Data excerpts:

((

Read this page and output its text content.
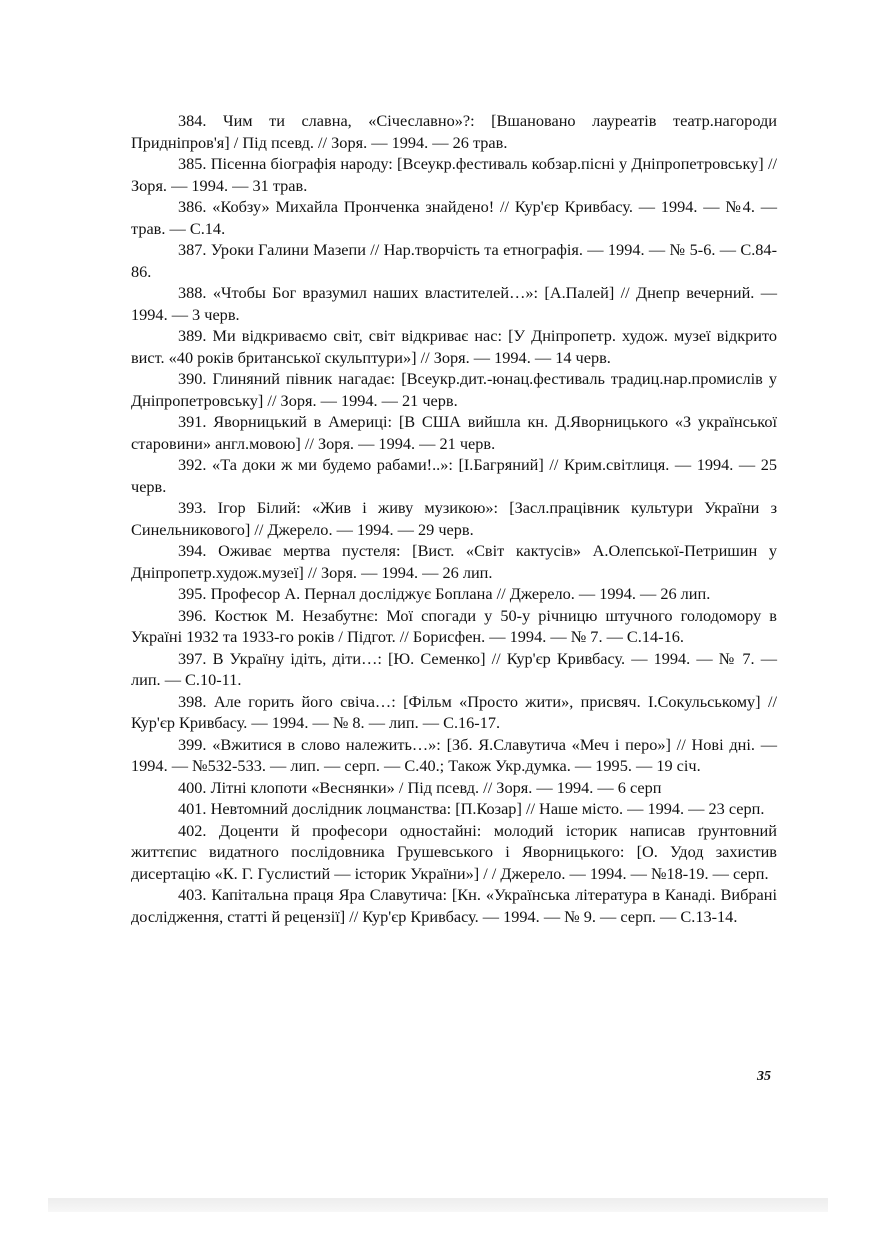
384. Чим ти славна, «Січеславно»?: [Вшановано лауреатів театр.нагороди Придніпров'я] / Під псевд. // Зоря. — 1994. — 26 трав.

385. Пісенна біографія народу: [Всеукр.фестиваль кобзар.пісні у Дніпропетровську] // Зоря. — 1994. — 31 трав.

386. «Кобзу» Михайла Пронченка знайдено! // Кур'єр Кривбасу. — 1994. — №4. — трав. — С.14.

387. Уроки Галини Мазепи // Нар.творчість та етнографія. — 1994. — № 5-6. — С.84-86.

388. «Чтобы Бог вразумил наших властителей…»: [А.Палей] // Днепр вечерний. — 1994. — 3 черв.

389. Ми відкриваємо світ, світ відкриває нас: [У Дніпропетр. худож. музеї відкрито вист. «40 років британської скульптури»] // Зоря. — 1994. — 14 черв.

390. Глиняний півник нагадає: [Всеукр.дит.-юнац.фестиваль традиц.нар.промислів у Дніпропетровську] // Зоря. — 1994. — 21 черв.

391. Яворницький в Америці: [В США вийшла кн. Д.Яворницького «З української старовини» англ.мовою] // Зоря. — 1994. — 21 черв.

392. «Та доки ж ми будемо рабами!..»: [І.Багряний] // Крим.світлиця. — 1994. — 25 черв.

393. Ігор Білий: «Жив і живу музикою»: [Засл.працівник культури України з Синельникового] // Джерело. — 1994. — 29 черв.

394. Оживає мертва пустеля: [Вист. «Світ кактусів» А.Олепської-Петришин у Дніпропетр.худож.музеї] // Зоря. — 1994. — 26 лип.

395. Професор А. Пернал досліджує Боплана // Джерело. — 1994. — 26 лип.

396. Костюк М. Незабутнє: Мої спогади у 50-у річницю штучного голодомору в Україні 1932 та 1933-го років / Підгот. // Борисфен. — 1994. — № 7. — С.14-16.

397. В Україну ідіть, діти…: [Ю. Семенко] // Кур'єр Кривбасу. — 1994. — № 7. — лип. — С.10-11.

398. Але горить його свіча…: [Фільм «Просто жити», присвяч. І.Сокульському] // Кур'єр Кривбасу. — 1994. — № 8. — лип. — С.16-17.

399. «Вжитися в слово належить…»: [Зб. Я.Славутича «Меч і перо»] // Нові дні. — 1994. — №532-533. — лип. — серп. — С.40.; Також Укр.думка. — 1995. — 19 січ.

400. Літні клопоти «Веснянки» / Під псевд. // Зоря. — 1994. — 6 серп

401. Невтомний дослідник лоцманства: [П.Козар] // Наше місто. — 1994. — 23 серп.

402. Доценти й професори одностайні: молодий історик написав ґрунтовний життєпис видатного послідовника Грушевського і Яворницького: [О. Удод захистив дисертацію «К. Г. Гуслистий — історик України»] / / Джерело. — 1994. — №18-19. — серп.

403. Капітальна праця Яра Славутича: [Кн. «Українська література в Канаді. Вибрані дослідження, статті й рецензії] // Кур'єр Кривбасу. — 1994. — № 9. — серп. — С.13-14.

35
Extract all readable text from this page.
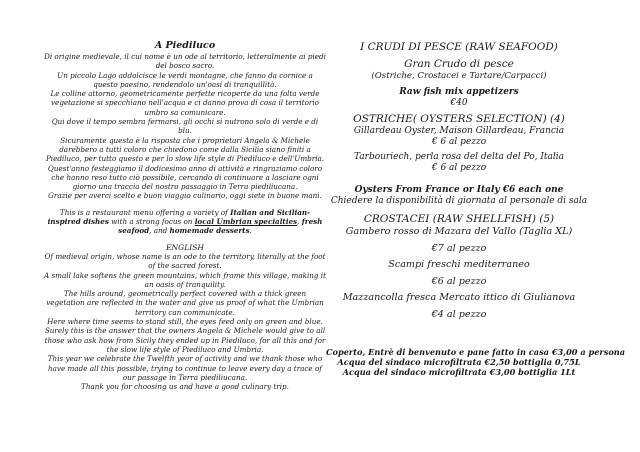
A Piediluco

Di origine medievale, il cui nome è un ode al territorio, letteralmente ai piedi del bosco sacro.

Un piccolo Lago addolcisce le verdi montagne, che fanno da cornice a questo paesino, rendendolo un'oasi di tranquillità.

Le colline attorno, geometricamente perfette ricoperte da una folta verde vegetazione si specchiano nell'acqua e ci danno prova di cosa il territorio umbro sa comunicare.

Qui dove il tempo sembra fermarsi, gli occhi si nutrono solo di verde e di blu.

Sicuramente questa è la risposta che i proprietari Angela & Michele darebbero a tutti coloro che chiedono come dalla Sicilia siano finiti a Piediluco, per tutto questo e per lo slow life style di Piediluco e dell'Umbria.

Quest'anno festeggiamo il dodicesimo anno di attività e ringraziamo coloro che hanno reso tutto ciò possibile, cercando di continuare a lasciare ogni giorno una traccia del nostro passaggio in Terra piediliucana.

Grazie per averci scelto e buon viaggio culinario, oggi siete in buone mani.

This is a restaurant menu offering a variety of Italian and Sicilian-inspired dishes with a strong focus on local Umbrian specialties, fresh seafood, and homemade desserts.

ENGLISH

Of medieval origin, whose name is an ode to the territory, literally at the foot of the sacred forest.

A small lake softens the green mountains, which frame this village, making it an oasis of tranquility.

The hills around, geometrically perfect covered with a thick green vegetation are reflected in the water and give us proof of what the Umbrian territory can communicate.

Here where time seems to stand still, the eyes feed only on green and blue.

Surely this is the answer that the owners Angela & Michele would give to all those who ask how from Sicily they ended up in Piediluco, for all this and for the slow life style of Piediluco and Umbria.

This year we celebrate the Twelfth year of activity and we thank those who have made all this possible, trying to continue to leave every day a trace of our passage in Terra piediliucana.

Thank you for choosing us and have a good culinary trip.

I CRUDI DI PESCE (RAW SEAFOOD)
Gran Crudo di pesce
(Ostriche, Crostacei e Tartare/Carpacci)
Raw fish mix appetizers
€40
OSTRICHE( OYSTERS SELECTION) (4)
Gillardeau Oyster, Maison Gillardeau, Francia
€ 6 al pezzo
Tarbouriech, perla rosa del delta del Po, Italia
€ 6 al pezzo
Oysters From France or Italy €6 each one
Chiedere la disponibilità di giornata al personale di sala
CROSTACEI (RAW SHELLFISH) (5)
Gambero rosso di Mazara del Vallo (Taglia XL)
€7 al pezzo
Scampi freschi mediterraneo
€6 al pezzo
Mazzancolla fresca Mercato ittico di Giulianova
€4 al pezzo
Coperto, Entrè di benvenuto e pane fatto in casa €3,00 a persona
Acqua del sindaco microfiltrata €2,50 bottiglia 0,75L
Acqua del sindaco microfiltrata €3,00 bottiglia 1Lt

))

* [YOUR OBJECTIVE]
Reproduce each line from the records that contains the word "Umbrian".

* [WORKED ANSWER]
This is a restaurant menu offering a variety of Italian and Sicilian-inspired dishes with a strong focus on local Umbrian specialties, fresh seafood, and homemade desserts.
The hills around, geometrically perfect covered with a thick green vegetation are reflected in the water and give us proof of what the Umbrian territory can communicate.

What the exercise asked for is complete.